» **Exercise**: Each entry below is to be printed verbatim.
[Start of Material for the task]
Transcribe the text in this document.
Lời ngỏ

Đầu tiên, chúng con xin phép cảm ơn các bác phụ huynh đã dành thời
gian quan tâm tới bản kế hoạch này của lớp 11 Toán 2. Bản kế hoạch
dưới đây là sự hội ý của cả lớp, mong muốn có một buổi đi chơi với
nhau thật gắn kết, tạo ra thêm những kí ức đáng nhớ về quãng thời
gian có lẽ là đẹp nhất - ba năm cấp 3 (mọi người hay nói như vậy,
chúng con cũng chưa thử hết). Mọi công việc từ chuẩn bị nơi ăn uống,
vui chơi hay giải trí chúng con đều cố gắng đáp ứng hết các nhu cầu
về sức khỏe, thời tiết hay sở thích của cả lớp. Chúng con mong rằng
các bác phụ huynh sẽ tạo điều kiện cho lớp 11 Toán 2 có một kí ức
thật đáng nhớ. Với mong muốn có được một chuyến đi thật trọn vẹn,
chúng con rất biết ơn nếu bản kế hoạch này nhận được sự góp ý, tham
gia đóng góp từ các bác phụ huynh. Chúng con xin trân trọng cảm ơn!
[End of Material for the task]
» **Output below**:
Transcribe the text in this document.
Lời ngỏ

Đầu tiên, chúng con xin phép cảm ơn các bác phụ huynh đã dành thời
gian quan tâm tới bản kế hoạch này của lớp 11 Toán 2. Bản kế hoạch
dưới đây là sự hội ý của cả lớp, mong muốn có một buổi đi chơi với
nhau thật gắn kết, tạo ra thêm những kí ức đáng nhớ về quãng thời
gian có lẽ là đẹp nhất - ba năm cấp 3 (mọi người hay nói như vậy,
chúng con cũng chưa thử hết). Mọi công việc từ chuẩn bị nơi ăn uống,
vui chơi hay giải trí chúng con đều cố gắng đáp ứng hết các nhu cầu
về sức khỏe, thời tiết hay sở thích của cả lớp. Chúng con mong rằng
các bác phụ huynh sẽ tạo điều kiện cho lớp 11 Toán 2 có một kí ức
thật đáng nhớ. Với mong muốn có được một chuyến đi thật trọn vẹn,
chúng con rất biết ơn nếu bản kế hoạch này nhận được sự góp ý, tham
gia đóng góp từ các bác phụ huynh. Chúng con xin trân trọng cảm ơn!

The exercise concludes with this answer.